(Stored items from a collection)
^^^^

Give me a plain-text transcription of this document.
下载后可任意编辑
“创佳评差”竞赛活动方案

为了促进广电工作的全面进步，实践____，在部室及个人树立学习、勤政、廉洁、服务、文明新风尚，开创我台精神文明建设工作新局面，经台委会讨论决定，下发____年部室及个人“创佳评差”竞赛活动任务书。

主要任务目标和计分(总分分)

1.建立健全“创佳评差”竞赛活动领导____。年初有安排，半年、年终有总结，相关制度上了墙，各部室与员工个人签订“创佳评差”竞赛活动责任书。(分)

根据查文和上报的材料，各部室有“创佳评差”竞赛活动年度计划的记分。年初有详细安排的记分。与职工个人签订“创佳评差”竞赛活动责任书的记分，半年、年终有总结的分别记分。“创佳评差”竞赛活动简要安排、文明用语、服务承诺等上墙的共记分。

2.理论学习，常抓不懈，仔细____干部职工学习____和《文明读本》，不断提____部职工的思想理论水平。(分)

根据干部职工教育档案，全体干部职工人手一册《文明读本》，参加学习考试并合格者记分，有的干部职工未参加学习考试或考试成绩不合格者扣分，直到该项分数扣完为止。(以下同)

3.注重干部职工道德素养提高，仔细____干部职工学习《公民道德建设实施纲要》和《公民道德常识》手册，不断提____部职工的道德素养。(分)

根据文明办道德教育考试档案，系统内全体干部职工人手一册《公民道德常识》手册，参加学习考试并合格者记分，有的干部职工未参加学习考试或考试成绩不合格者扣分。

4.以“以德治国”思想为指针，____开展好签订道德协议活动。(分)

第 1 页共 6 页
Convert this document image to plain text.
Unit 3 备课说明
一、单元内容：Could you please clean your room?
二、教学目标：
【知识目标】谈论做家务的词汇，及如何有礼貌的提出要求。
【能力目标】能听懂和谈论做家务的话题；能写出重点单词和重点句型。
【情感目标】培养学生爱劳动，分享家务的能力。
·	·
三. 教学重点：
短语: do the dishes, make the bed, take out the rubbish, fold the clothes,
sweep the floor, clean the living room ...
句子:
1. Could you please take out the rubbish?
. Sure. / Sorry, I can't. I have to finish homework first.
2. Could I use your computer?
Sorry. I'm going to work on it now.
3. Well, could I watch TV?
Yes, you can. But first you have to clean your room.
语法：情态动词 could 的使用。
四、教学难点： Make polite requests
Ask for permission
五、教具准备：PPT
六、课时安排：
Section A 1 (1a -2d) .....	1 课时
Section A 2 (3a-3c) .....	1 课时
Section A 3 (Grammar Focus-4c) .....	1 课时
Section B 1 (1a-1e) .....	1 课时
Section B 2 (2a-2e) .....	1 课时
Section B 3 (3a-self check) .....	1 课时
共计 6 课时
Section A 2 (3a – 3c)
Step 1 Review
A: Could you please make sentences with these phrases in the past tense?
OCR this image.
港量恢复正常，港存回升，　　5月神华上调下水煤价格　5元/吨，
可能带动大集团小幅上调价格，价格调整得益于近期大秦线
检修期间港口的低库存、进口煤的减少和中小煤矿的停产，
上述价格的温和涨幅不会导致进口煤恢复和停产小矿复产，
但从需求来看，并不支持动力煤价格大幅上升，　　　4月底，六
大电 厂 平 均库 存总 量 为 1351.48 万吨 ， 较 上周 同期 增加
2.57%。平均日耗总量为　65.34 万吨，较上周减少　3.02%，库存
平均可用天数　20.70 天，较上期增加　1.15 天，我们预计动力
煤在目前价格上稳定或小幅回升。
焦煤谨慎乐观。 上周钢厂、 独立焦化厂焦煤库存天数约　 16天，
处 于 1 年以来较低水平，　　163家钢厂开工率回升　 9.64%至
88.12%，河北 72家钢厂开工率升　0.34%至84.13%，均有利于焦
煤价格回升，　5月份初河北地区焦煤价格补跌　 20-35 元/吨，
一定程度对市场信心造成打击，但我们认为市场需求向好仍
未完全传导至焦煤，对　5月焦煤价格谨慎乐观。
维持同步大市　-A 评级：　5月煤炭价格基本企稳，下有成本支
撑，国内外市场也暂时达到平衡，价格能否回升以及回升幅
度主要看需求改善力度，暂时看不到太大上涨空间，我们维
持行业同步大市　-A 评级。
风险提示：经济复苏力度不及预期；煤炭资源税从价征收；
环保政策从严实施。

^^^^

- **Problem to solve**
Write out all records exactly, keeping every detail.

- **Answer to the problem**
Give me a plain-text transcription of this document.
下载后可任意编辑
“创佳评差”竞赛活动方案

为了促进广电工作的全面进步，实践____，在部室及个人树立学习、勤政、廉洁、服务、文明新风尚，开创我台精神文明建设工作新局面，经台委会讨论决定，下发____年部室及个人“创佳评差”竞赛活动任务书。

主要任务目标和计分(总分分)

1.建立健全“创佳评差”竞赛活动领导____。年初有安排，半年、年终有总结，相关制度上了墙，各部室与员工个人签订“创佳评差”竞赛活动责任书。(分)

根据查文和上报的材料，各部室有“创佳评差”竞赛活动年度计划的记分。年初有详细安排的记分。与职工个人签订“创佳评差”竞赛活动责任书的记分，半年、年终有总结的分别记分。“创佳评差”竞赛活动简要安排、文明用语、服务承诺等上墙的共记分。

2.理论学习，常抓不懈，仔细____干部职工学习____和《文明读本》，不断提____部职工的思想理论水平。(分)

根据干部职工教育档案，全体干部职工人手一册《文明读本》，参加学习考试并合格者记分，有的干部职工未参加学习考试或考试成绩不合格者扣分，直到该项分数扣完为止。(以下同)

3.注重干部职工道德素养提高，仔细____干部职工学习《公民道德建设实施纲要》和《公民道德常识》手册，不断提____部职工的道德素养。(分)

根据文明办道德教育考试档案，系统内全体干部职工人手一册《公民道德常识》手册，参加学习考试并合格者记分，有的干部职工未参加学习考试或考试成绩不合格者扣分。

4.以“以德治国”思想为指针，____开展好签订道德协议活动。(分)

第 1 页共 6 页
Convert this document image to plain text.
Unit 3 备课说明
一、单元内容：Could you please clean your room?
二、教学目标：
【知识目标】谈论做家务的词汇，及如何有礼貌的提出要求。
【能力目标】能听懂和谈论做家务的话题；能写出重点单词和重点句型。
【情感目标】培养学生爱劳动，分享家务的能力。
·	·
三. 教学重点：
短语: do the dishes, make the bed, take out the rubbish, fold the clothes,
sweep the floor, clean the living room ...
句子:
1. Could you please take out the rubbish?
. Sure. / Sorry, I can't. I have to finish homework first.
2. Could I use your computer?
Sorry. I'm going to work on it now.
3. Well, could I watch TV?
Yes, you can. But first you have to clean your room.
语法：情态动词 could 的使用。
四、教学难点： Make polite requests
Ask for permission
五、教具准备：PPT
六、课时安排：
Section A 1 (1a -2d) .....	1 课时
Section A 2 (3a-3c) .....	1 课时
Section A 3 (Grammar Focus-4c) .....	1 课时
Section B 1 (1a-1e) .....	1 课时
Section B 2 (2a-2e) .....	1 课时
Section B 3 (3a-self check) .....	1 课时
共计 6 课时
Section A 2 (3a – 3c)
Step 1 Review
A: Could you please make sentences with these phrases in the past tense?
OCR this image.
港量恢复正常，港存回升，　　5月神华上调下水煤价格　5元/吨，
可能带动大集团小幅上调价格，价格调整得益于近期大秦线
检修期间港口的低库存、进口煤的减少和中小煤矿的停产，
上述价格的温和涨幅不会导致进口煤恢复和停产小矿复产，
但从需求来看，并不支持动力煤价格大幅上升，　　　4月底，六
大电 厂 平 均库 存总 量 为 1351.48 万吨 ， 较 上周 同期 增加
2.57%。平均日耗总量为　65.34 万吨，较上周减少　3.02%，库存
平均可用天数　20.70 天，较上期增加　1.15 天，我们预计动力
煤在目前价格上稳定或小幅回升。
焦煤谨慎乐观。 上周钢厂、 独立焦化厂焦煤库存天数约　 16天，
处 于 1 年以来较低水平，　　163家钢厂开工率回升　 9.64%至
88.12%，河北 72家钢厂开工率升　0.34%至84.13%，均有利于焦
煤价格回升，　5月份初河北地区焦煤价格补跌　 20-35 元/吨，
一定程度对市场信心造成打击，但我们认为市场需求向好仍
未完全传导至焦煤，对　5月焦煤价格谨慎乐观。
维持同步大市　-A 评级：　5月煤炭价格基本企稳，下有成本支
撑，国内外市场也暂时达到平衡，价格能否回升以及回升幅
度主要看需求改善力度，暂时看不到太大上涨空间，我们维
持行业同步大市　-A 评级。
风险提示：经济复苏力度不及预期；煤炭资源税从价征收；
环保政策从严实施。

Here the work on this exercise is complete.